What to do: Write out all entries word for word.

##########

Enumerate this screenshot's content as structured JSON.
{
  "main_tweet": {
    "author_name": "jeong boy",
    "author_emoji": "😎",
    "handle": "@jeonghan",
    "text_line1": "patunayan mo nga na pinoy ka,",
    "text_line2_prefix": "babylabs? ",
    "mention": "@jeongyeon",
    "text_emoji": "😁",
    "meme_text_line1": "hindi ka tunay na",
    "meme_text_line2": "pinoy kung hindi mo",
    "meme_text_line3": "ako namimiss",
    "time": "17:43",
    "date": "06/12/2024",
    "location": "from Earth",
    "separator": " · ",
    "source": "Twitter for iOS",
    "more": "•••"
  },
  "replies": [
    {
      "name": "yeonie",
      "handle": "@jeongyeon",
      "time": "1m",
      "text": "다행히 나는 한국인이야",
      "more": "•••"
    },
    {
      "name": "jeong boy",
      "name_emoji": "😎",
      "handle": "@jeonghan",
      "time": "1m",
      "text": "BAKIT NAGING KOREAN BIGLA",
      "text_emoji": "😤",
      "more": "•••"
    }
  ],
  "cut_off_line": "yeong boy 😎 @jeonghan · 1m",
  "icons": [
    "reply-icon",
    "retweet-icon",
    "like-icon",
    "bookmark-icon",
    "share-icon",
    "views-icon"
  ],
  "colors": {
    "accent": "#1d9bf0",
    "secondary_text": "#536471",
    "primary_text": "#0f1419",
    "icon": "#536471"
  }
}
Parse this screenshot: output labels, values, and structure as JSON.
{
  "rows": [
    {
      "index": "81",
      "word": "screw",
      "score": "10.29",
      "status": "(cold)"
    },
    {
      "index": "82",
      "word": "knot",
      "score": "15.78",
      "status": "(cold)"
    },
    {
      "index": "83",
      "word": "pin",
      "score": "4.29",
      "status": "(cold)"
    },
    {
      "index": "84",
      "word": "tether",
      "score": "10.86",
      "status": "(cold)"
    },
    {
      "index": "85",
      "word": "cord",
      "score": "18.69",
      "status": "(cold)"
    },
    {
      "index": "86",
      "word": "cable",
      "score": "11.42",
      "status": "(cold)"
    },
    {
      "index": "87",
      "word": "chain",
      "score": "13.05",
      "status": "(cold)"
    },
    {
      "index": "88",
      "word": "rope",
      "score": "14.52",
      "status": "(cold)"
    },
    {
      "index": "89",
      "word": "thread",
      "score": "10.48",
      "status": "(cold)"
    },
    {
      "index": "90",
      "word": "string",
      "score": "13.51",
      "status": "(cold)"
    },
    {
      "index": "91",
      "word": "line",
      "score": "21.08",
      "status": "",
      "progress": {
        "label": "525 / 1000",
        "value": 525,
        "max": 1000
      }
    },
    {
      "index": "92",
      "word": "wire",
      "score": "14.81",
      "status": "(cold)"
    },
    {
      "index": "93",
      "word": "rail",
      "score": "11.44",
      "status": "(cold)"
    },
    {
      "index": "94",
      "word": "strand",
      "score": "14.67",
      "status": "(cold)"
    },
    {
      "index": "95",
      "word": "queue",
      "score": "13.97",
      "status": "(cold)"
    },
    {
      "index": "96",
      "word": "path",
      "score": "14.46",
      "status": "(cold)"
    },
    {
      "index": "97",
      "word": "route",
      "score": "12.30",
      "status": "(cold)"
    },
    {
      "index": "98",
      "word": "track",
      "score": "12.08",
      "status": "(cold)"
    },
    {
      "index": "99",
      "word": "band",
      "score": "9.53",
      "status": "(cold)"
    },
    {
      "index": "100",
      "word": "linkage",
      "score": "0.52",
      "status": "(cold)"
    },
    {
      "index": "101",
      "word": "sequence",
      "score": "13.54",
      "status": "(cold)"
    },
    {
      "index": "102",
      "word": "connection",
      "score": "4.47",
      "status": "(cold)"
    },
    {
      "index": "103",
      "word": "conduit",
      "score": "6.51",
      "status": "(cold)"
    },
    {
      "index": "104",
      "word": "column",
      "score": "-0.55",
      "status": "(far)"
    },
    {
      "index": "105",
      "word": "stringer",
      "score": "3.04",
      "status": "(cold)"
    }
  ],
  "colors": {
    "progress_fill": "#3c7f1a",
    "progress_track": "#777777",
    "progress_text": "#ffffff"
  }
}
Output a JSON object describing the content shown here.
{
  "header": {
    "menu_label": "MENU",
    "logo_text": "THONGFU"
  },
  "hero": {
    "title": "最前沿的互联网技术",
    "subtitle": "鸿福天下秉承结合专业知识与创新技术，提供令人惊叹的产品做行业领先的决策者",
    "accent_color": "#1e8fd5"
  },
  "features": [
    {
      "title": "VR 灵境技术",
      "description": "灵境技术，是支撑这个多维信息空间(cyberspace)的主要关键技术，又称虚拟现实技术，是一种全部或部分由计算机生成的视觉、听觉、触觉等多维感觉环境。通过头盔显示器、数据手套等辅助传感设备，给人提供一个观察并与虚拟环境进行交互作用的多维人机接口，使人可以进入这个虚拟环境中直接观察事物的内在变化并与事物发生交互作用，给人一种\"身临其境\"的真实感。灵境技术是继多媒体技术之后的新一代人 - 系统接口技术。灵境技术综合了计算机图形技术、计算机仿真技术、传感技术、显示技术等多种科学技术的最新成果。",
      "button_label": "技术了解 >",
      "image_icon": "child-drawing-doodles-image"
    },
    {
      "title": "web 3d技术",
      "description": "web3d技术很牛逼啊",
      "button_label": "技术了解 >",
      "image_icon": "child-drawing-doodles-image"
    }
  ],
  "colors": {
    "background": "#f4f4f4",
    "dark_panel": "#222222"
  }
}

##########

Output of the task:
Enumerate this screenshot's content as structured JSON.
{
  "main_tweet": {
    "author_name": "jeong boy",
    "author_emoji": "😎",
    "handle": "@jeonghan",
    "text_line1": "patunayan mo nga na pinoy ka,",
    "text_line2_prefix": "babylabs? ",
    "mention": "@jeongyeon",
    "text_emoji": "😁",
    "meme_text_line1": "hindi ka tunay na",
    "meme_text_line2": "pinoy kung hindi mo",
    "meme_text_line3": "ako namimiss",
    "time": "17:43",
    "date": "06/12/2024",
    "location": "from Earth",
    "separator": " · ",
    "source": "Twitter for iOS",
    "more": "•••"
  },
  "replies": [
    {
      "name": "yeonie",
      "handle": "@jeongyeon",
      "time": "1m",
      "text": "다행히 나는 한국인이야",
      "more": "•••"
    },
    {
      "name": "jeong boy",
      "name_emoji": "😎",
      "handle": "@jeonghan",
      "time": "1m",
      "text": "BAKIT NAGING KOREAN BIGLA",
      "text_emoji": "😤",
      "more": "•••"
    }
  ],
  "cut_off_line": "yeong boy 😎 @jeonghan · 1m",
  "icons": [
    "reply-icon",
    "retweet-icon",
    "like-icon",
    "bookmark-icon",
    "share-icon",
    "views-icon"
  ],
  "colors": {
    "accent": "#1d9bf0",
    "secondary_text": "#536471",
    "primary_text": "#0f1419",
    "icon": "#536471"
  }
}
Parse this screenshot: output labels, values, and structure as JSON.
{
  "rows": [
    {
      "index": "81",
      "word": "screw",
      "score": "10.29",
      "status": "(cold)"
    },
    {
      "index": "82",
      "word": "knot",
      "score": "15.78",
      "status": "(cold)"
    },
    {
      "index": "83",
      "word": "pin",
      "score": "4.29",
      "status": "(cold)"
    },
    {
      "index": "84",
      "word": "tether",
      "score": "10.86",
      "status": "(cold)"
    },
    {
      "index": "85",
      "word": "cord",
      "score": "18.69",
      "status": "(cold)"
    },
    {
      "index": "86",
      "word": "cable",
      "score": "11.42",
      "status": "(cold)"
    },
    {
      "index": "87",
      "word": "chain",
      "score": "13.05",
      "status": "(cold)"
    },
    {
      "index": "88",
      "word": "rope",
      "score": "14.52",
      "status": "(cold)"
    },
    {
      "index": "89",
      "word": "thread",
      "score": "10.48",
      "status": "(cold)"
    },
    {
      "index": "90",
      "word": "string",
      "score": "13.51",
      "status": "(cold)"
    },
    {
      "index": "91",
      "word": "line",
      "score": "21.08",
      "status": "",
      "progress": {
        "label": "525 / 1000",
        "value": 525,
        "max": 1000
      }
    },
    {
      "index": "92",
      "word": "wire",
      "score": "14.81",
      "status": "(cold)"
    },
    {
      "index": "93",
      "word": "rail",
      "score": "11.44",
      "status": "(cold)"
    },
    {
      "index": "94",
      "word": "strand",
      "score": "14.67",
      "status": "(cold)"
    },
    {
      "index": "95",
      "word": "queue",
      "score": "13.97",
      "status": "(cold)"
    },
    {
      "index": "96",
      "word": "path",
      "score": "14.46",
      "status": "(cold)"
    },
    {
      "index": "97",
      "word": "route",
      "score": "12.30",
      "status": "(cold)"
    },
    {
      "index": "98",
      "word": "track",
      "score": "12.08",
      "status": "(cold)"
    },
    {
      "index": "99",
      "word": "band",
      "score": "9.53",
      "status": "(cold)"
    },
    {
      "index": "100",
      "word": "linkage",
      "score": "0.52",
      "status": "(cold)"
    },
    {
      "index": "101",
      "word": "sequence",
      "score": "13.54",
      "status": "(cold)"
    },
    {
      "index": "102",
      "word": "connection",
      "score": "4.47",
      "status": "(cold)"
    },
    {
      "index": "103",
      "word": "conduit",
      "score": "6.51",
      "status": "(cold)"
    },
    {
      "index": "104",
      "word": "column",
      "score": "-0.55",
      "status": "(far)"
    },
    {
      "index": "105",
      "word": "stringer",
      "score": "3.04",
      "status": "(cold)"
    }
  ],
  "colors": {
    "progress_fill": "#3c7f1a",
    "progress_track": "#777777",
    "progress_text": "#ffffff"
  }
}
Output a JSON object describing the content shown here.
{
  "header": {
    "menu_label": "MENU",
    "logo_text": "THONGFU"
  },
  "hero": {
    "title": "最前沿的互联网技术",
    "subtitle": "鸿福天下秉承结合专业知识与创新技术，提供令人惊叹的产品做行业领先的决策者",
    "accent_color": "#1e8fd5"
  },
  "features": [
    {
      "title": "VR 灵境技术",
      "description": "灵境技术，是支撑这个多维信息空间(cyberspace)的主要关键技术，又称虚拟现实技术，是一种全部或部分由计算机生成的视觉、听觉、触觉等多维感觉环境。通过头盔显示器、数据手套等辅助传感设备，给人提供一个观察并与虚拟环境进行交互作用的多维人机接口，使人可以进入这个虚拟环境中直接观察事物的内在变化并与事物发生交互作用，给人一种\"身临其境\"的真实感。灵境技术是继多媒体技术之后的新一代人 - 系统接口技术。灵境技术综合了计算机图形技术、计算机仿真技术、传感技术、显示技术等多种科学技术的最新成果。",
      "button_label": "技术了解 >",
      "image_icon": "child-drawing-doodles-image"
    },
    {
      "title": "web 3d技术",
      "description": "web3d技术很牛逼啊",
      "button_label": "技术了解 >",
      "image_icon": "child-drawing-doodles-image"
    }
  ],
  "colors": {
    "background": "#f4f4f4",
    "dark_panel": "#222222"
  }
}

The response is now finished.